• _TASK TO CARRY OUT_: In the material below, find how many lines contain the string "επαγγελματικής". Write only that number.

• _RECORDS SHOWN_:

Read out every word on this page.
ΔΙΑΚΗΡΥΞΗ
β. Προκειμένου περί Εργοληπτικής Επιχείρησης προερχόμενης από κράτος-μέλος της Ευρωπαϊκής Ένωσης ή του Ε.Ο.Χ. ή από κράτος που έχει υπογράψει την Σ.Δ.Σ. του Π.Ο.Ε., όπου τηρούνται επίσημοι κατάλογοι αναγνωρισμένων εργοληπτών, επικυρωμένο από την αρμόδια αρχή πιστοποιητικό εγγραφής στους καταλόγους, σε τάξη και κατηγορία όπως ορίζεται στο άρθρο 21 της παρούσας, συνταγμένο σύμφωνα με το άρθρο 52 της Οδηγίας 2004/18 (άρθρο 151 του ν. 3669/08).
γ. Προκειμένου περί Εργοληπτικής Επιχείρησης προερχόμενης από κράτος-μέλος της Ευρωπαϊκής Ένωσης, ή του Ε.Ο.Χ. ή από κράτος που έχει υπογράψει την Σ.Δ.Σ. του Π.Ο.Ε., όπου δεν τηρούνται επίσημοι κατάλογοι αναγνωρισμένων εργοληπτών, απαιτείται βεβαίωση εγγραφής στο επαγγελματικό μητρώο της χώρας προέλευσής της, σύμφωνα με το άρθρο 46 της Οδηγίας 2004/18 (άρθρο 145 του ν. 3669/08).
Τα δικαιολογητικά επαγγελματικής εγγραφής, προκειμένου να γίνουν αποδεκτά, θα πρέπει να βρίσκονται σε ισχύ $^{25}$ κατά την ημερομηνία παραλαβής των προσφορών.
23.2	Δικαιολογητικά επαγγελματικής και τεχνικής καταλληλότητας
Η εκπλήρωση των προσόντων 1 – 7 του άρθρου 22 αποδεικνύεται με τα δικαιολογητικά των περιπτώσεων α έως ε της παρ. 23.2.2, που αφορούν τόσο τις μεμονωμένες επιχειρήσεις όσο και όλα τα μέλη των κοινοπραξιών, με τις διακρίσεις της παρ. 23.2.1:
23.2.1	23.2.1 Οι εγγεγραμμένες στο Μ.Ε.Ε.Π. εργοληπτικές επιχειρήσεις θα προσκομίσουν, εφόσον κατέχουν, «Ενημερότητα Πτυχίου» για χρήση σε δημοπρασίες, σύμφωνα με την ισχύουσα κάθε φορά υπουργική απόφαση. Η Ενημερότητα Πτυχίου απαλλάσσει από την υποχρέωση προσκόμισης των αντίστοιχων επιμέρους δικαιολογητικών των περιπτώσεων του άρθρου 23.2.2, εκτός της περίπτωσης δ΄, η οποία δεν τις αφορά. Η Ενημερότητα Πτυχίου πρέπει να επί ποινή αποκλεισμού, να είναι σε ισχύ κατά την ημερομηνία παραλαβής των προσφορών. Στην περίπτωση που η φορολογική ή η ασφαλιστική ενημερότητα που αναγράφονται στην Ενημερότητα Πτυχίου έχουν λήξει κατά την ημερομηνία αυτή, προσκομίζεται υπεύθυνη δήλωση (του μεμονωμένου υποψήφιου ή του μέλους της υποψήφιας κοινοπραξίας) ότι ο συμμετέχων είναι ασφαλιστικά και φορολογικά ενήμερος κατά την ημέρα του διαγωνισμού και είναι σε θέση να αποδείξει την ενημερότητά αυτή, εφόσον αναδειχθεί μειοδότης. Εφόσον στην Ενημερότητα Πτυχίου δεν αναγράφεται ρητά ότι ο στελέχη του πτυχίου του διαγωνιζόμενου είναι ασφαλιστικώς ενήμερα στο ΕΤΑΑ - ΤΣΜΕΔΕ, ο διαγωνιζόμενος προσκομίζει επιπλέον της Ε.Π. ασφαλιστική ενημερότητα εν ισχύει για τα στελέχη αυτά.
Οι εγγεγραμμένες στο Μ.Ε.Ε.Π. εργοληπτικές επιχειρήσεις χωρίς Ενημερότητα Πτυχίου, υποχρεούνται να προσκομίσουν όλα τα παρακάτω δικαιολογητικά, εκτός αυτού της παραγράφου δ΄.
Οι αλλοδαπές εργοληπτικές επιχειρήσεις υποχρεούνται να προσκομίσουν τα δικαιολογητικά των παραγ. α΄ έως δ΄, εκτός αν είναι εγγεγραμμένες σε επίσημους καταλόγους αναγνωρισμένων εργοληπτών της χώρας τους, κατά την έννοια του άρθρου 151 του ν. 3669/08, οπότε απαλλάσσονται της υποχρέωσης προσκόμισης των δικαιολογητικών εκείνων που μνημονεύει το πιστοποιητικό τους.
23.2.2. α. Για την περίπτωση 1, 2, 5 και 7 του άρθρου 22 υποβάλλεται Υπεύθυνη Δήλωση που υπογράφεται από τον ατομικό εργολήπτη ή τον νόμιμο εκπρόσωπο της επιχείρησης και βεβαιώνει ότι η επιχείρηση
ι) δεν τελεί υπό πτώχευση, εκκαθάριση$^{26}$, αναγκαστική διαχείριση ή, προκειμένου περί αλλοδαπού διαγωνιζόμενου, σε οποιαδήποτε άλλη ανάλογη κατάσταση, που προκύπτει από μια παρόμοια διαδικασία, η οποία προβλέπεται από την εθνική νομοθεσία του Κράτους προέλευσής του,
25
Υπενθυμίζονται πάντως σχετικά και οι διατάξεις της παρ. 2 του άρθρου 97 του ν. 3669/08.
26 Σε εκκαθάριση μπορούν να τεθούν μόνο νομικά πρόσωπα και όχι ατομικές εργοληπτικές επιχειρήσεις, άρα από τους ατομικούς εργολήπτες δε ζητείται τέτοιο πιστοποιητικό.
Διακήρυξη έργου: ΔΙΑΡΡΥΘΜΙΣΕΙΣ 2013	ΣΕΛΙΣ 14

• _COMPLETE ANSWER_: 2